- Work required: Give only the number of lines in these records that contain the word "name".

- Extracted data:

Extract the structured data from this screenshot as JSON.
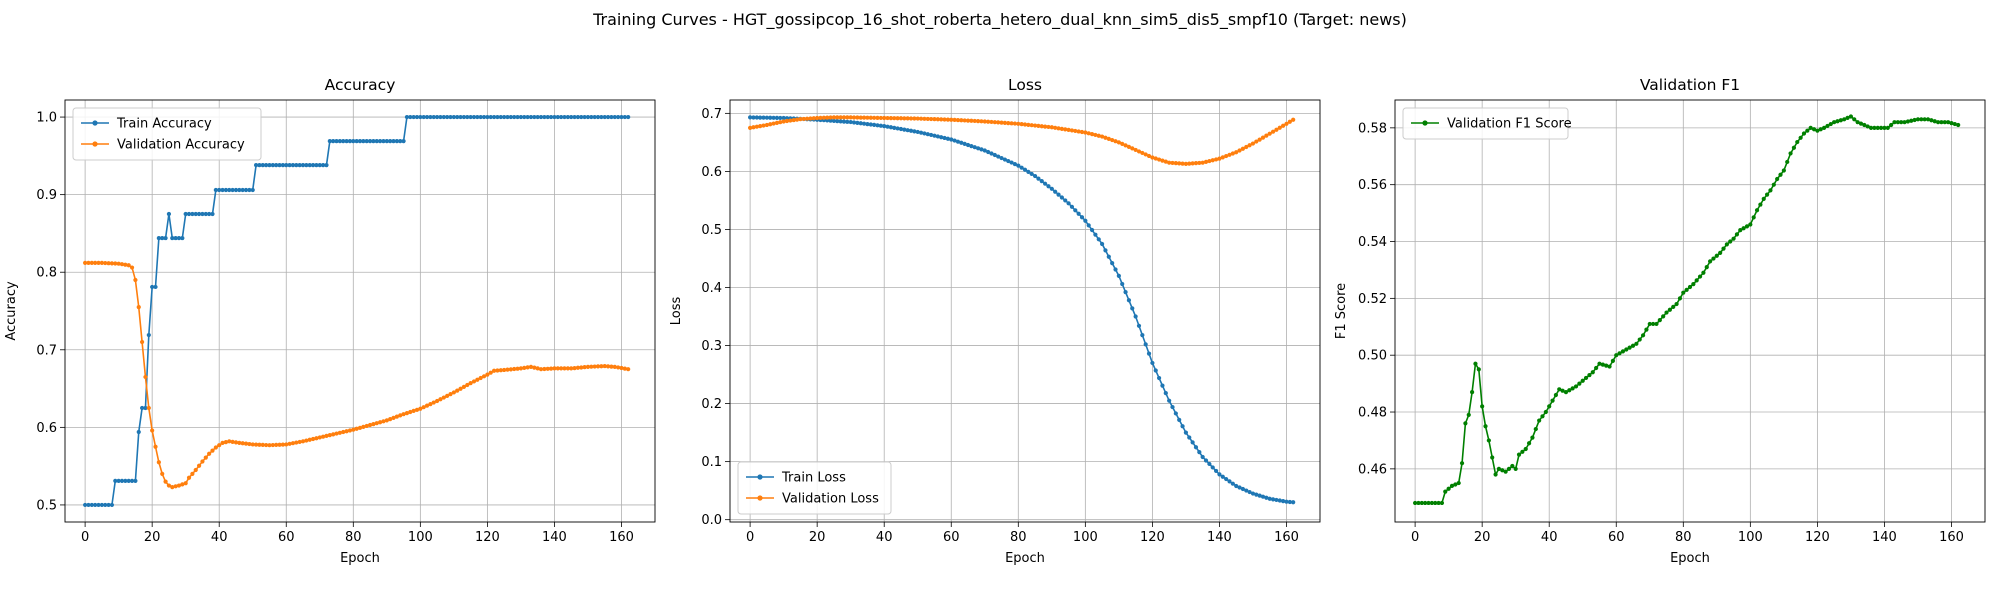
{
  "suptitle": "Training Curves - HGT_gossipcop_16_shot_roberta_hetero_dual_knn_sim5_dis5_smpf10 (Target: news)",
  "colors": {
    "blue": "#1f77b4",
    "orange": "#ff7f0e",
    "green": "#008000",
    "grid": "#b0b0b0"
  },
  "chart_data": [
    {
      "type": "line",
      "title": "Accuracy",
      "xlabel": "Epoch",
      "ylabel": "Accuracy",
      "xlim": [
        -6,
        170
      ],
      "ylim": [
        0.478,
        1.022
      ],
      "xticks": [
        0,
        20,
        40,
        60,
        80,
        100,
        120,
        140,
        160
      ],
      "yticks": [
        0.5,
        0.6,
        0.7,
        0.8,
        0.9,
        1.0
      ],
      "ytick_labels": [
        "0.5",
        "0.6",
        "0.7",
        "0.8",
        "0.9",
        "1.0"
      ],
      "grid": true,
      "legend": "upper left",
      "series": [
        {
          "name": "Train Accuracy",
          "color": "#1f77b4",
          "points": [
            [
              0,
              0.5
            ],
            [
              8,
              0.5
            ],
            [
              9,
              0.531
            ],
            [
              15,
              0.531
            ],
            [
              16,
              0.594
            ],
            [
              17,
              0.625
            ],
            [
              18,
              0.625
            ],
            [
              19,
              0.719
            ],
            [
              20,
              0.781
            ],
            [
              21,
              0.781
            ],
            [
              22,
              0.844
            ],
            [
              24,
              0.844
            ],
            [
              25,
              0.875
            ],
            [
              26,
              0.844
            ],
            [
              29,
              0.844
            ],
            [
              30,
              0.875
            ],
            [
              38,
              0.875
            ],
            [
              39,
              0.906
            ],
            [
              50,
              0.906
            ],
            [
              51,
              0.938
            ],
            [
              72,
              0.938
            ],
            [
              73,
              0.969
            ],
            [
              95,
              0.969
            ],
            [
              96,
              1.0
            ],
            [
              162,
              1.0
            ]
          ]
        },
        {
          "name": "Validation Accuracy",
          "color": "#ff7f0e",
          "points": [
            [
              0,
              0.812
            ],
            [
              5,
              0.812
            ],
            [
              10,
              0.811
            ],
            [
              13,
              0.809
            ],
            [
              14,
              0.806
            ],
            [
              15,
              0.79
            ],
            [
              16,
              0.755
            ],
            [
              17,
              0.71
            ],
            [
              18,
              0.665
            ],
            [
              19,
              0.625
            ],
            [
              20,
              0.596
            ],
            [
              21,
              0.575
            ],
            [
              22,
              0.555
            ],
            [
              23,
              0.54
            ],
            [
              24,
              0.53
            ],
            [
              25,
              0.525
            ],
            [
              26,
              0.523
            ],
            [
              28,
              0.525
            ],
            [
              30,
              0.528
            ],
            [
              31,
              0.535
            ],
            [
              33,
              0.545
            ],
            [
              35,
              0.556
            ],
            [
              37,
              0.566
            ],
            [
              39,
              0.574
            ],
            [
              41,
              0.58
            ],
            [
              43,
              0.582
            ],
            [
              46,
              0.58
            ],
            [
              50,
              0.578
            ],
            [
              55,
              0.577
            ],
            [
              60,
              0.578
            ],
            [
              65,
              0.582
            ],
            [
              70,
              0.587
            ],
            [
              75,
              0.592
            ],
            [
              80,
              0.597
            ],
            [
              85,
              0.603
            ],
            [
              90,
              0.609
            ],
            [
              95,
              0.617
            ],
            [
              100,
              0.624
            ],
            [
              105,
              0.634
            ],
            [
              110,
              0.645
            ],
            [
              115,
              0.657
            ],
            [
              120,
              0.668
            ],
            [
              122,
              0.673
            ],
            [
              125,
              0.674
            ],
            [
              130,
              0.676
            ],
            [
              133,
              0.678
            ],
            [
              136,
              0.675
            ],
            [
              140,
              0.676
            ],
            [
              145,
              0.676
            ],
            [
              150,
              0.678
            ],
            [
              155,
              0.679
            ],
            [
              158,
              0.678
            ],
            [
              162,
              0.675
            ]
          ]
        }
      ]
    },
    {
      "type": "line",
      "title": "Loss",
      "xlabel": "Epoch",
      "ylabel": "Loss",
      "xlim": [
        -6,
        170
      ],
      "ylim": [
        -0.004,
        0.723
      ],
      "xticks": [
        0,
        20,
        40,
        60,
        80,
        100,
        120,
        140,
        160
      ],
      "yticks": [
        0.0,
        0.1,
        0.2,
        0.3,
        0.4,
        0.5,
        0.6,
        0.7
      ],
      "ytick_labels": [
        "0.0",
        "0.1",
        "0.2",
        "0.3",
        "0.4",
        "0.5",
        "0.6",
        "0.7"
      ],
      "grid": true,
      "legend": "lower left",
      "series": [
        {
          "name": "Train Loss",
          "color": "#1f77b4",
          "points": [
            [
              0,
              0.693
            ],
            [
              10,
              0.692
            ],
            [
              20,
              0.689
            ],
            [
              30,
              0.685
            ],
            [
              40,
              0.678
            ],
            [
              50,
              0.668
            ],
            [
              60,
              0.655
            ],
            [
              70,
              0.636
            ],
            [
              80,
              0.61
            ],
            [
              85,
              0.592
            ],
            [
              90,
              0.57
            ],
            [
              95,
              0.545
            ],
            [
              100,
              0.515
            ],
            [
              105,
              0.475
            ],
            [
              110,
              0.42
            ],
            [
              115,
              0.35
            ],
            [
              120,
              0.27
            ],
            [
              125,
              0.205
            ],
            [
              130,
              0.15
            ],
            [
              135,
              0.108
            ],
            [
              140,
              0.078
            ],
            [
              145,
              0.058
            ],
            [
              150,
              0.045
            ],
            [
              155,
              0.036
            ],
            [
              160,
              0.031
            ],
            [
              162,
              0.03
            ]
          ]
        },
        {
          "name": "Validation Loss",
          "color": "#ff7f0e",
          "points": [
            [
              0,
              0.675
            ],
            [
              5,
              0.68
            ],
            [
              10,
              0.686
            ],
            [
              15,
              0.69
            ],
            [
              20,
              0.692
            ],
            [
              25,
              0.693
            ],
            [
              30,
              0.693
            ],
            [
              40,
              0.692
            ],
            [
              50,
              0.691
            ],
            [
              60,
              0.689
            ],
            [
              70,
              0.686
            ],
            [
              80,
              0.682
            ],
            [
              90,
              0.676
            ],
            [
              100,
              0.667
            ],
            [
              105,
              0.66
            ],
            [
              110,
              0.65
            ],
            [
              115,
              0.637
            ],
            [
              120,
              0.624
            ],
            [
              125,
              0.615
            ],
            [
              130,
              0.613
            ],
            [
              135,
              0.615
            ],
            [
              140,
              0.622
            ],
            [
              145,
              0.633
            ],
            [
              150,
              0.648
            ],
            [
              155,
              0.665
            ],
            [
              160,
              0.682
            ],
            [
              162,
              0.689
            ]
          ]
        }
      ]
    },
    {
      "type": "line",
      "title": "Validation F1",
      "xlabel": "Epoch",
      "ylabel": "F1 Score",
      "xlim": [
        -6,
        170
      ],
      "ylim": [
        0.4413,
        0.5898
      ],
      "xticks": [
        0,
        20,
        40,
        60,
        80,
        100,
        120,
        140,
        160
      ],
      "yticks": [
        0.46,
        0.48,
        0.5,
        0.52,
        0.54,
        0.56,
        0.58
      ],
      "ytick_labels": [
        "0.46",
        "0.48",
        "0.50",
        "0.52",
        "0.54",
        "0.56",
        "0.58"
      ],
      "grid": true,
      "legend": "upper left",
      "series": [
        {
          "name": "Validation F1 Score",
          "color": "#008000",
          "points": [
            [
              0,
              0.448
            ],
            [
              8,
              0.448
            ],
            [
              9,
              0.452
            ],
            [
              11,
              0.454
            ],
            [
              13,
              0.455
            ],
            [
              14,
              0.462
            ],
            [
              15,
              0.476
            ],
            [
              16,
              0.479
            ],
            [
              17,
              0.487
            ],
            [
              18,
              0.497
            ],
            [
              19,
              0.495
            ],
            [
              20,
              0.482
            ],
            [
              21,
              0.475
            ],
            [
              22,
              0.47
            ],
            [
              23,
              0.464
            ],
            [
              24,
              0.458
            ],
            [
              25,
              0.46
            ],
            [
              27,
              0.459
            ],
            [
              28,
              0.46
            ],
            [
              29,
              0.461
            ],
            [
              30,
              0.46
            ],
            [
              31,
              0.465
            ],
            [
              33,
              0.467
            ],
            [
              35,
              0.471
            ],
            [
              37,
              0.477
            ],
            [
              39,
              0.48
            ],
            [
              41,
              0.484
            ],
            [
              43,
              0.488
            ],
            [
              45,
              0.487
            ],
            [
              48,
              0.489
            ],
            [
              50,
              0.491
            ],
            [
              53,
              0.494
            ],
            [
              55,
              0.497
            ],
            [
              58,
              0.496
            ],
            [
              60,
              0.5
            ],
            [
              63,
              0.502
            ],
            [
              66,
              0.504
            ],
            [
              68,
              0.507
            ],
            [
              70,
              0.511
            ],
            [
              72,
              0.511
            ],
            [
              75,
              0.515
            ],
            [
              78,
              0.518
            ],
            [
              80,
              0.522
            ],
            [
              83,
              0.525
            ],
            [
              86,
              0.529
            ],
            [
              88,
              0.533
            ],
            [
              91,
              0.536
            ],
            [
              93,
              0.539
            ],
            [
              95,
              0.541
            ],
            [
              97,
              0.544
            ],
            [
              100,
              0.546
            ],
            [
              102,
              0.551
            ],
            [
              104,
              0.555
            ],
            [
              106,
              0.558
            ],
            [
              108,
              0.562
            ],
            [
              110,
              0.565
            ],
            [
              112,
              0.571
            ],
            [
              114,
              0.575
            ],
            [
              116,
              0.578
            ],
            [
              118,
              0.58
            ],
            [
              120,
              0.579
            ],
            [
              122,
              0.58
            ],
            [
              125,
              0.582
            ],
            [
              128,
              0.583
            ],
            [
              130,
              0.584
            ],
            [
              132,
              0.582
            ],
            [
              134,
              0.581
            ],
            [
              136,
              0.58
            ],
            [
              138,
              0.58
            ],
            [
              141,
              0.58
            ],
            [
              143,
              0.582
            ],
            [
              146,
              0.582
            ],
            [
              150,
              0.583
            ],
            [
              153,
              0.583
            ],
            [
              156,
              0.582
            ],
            [
              159,
              0.582
            ],
            [
              162,
              0.581
            ]
          ]
        }
      ]
    }
  ]
}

- Answer to the task: 5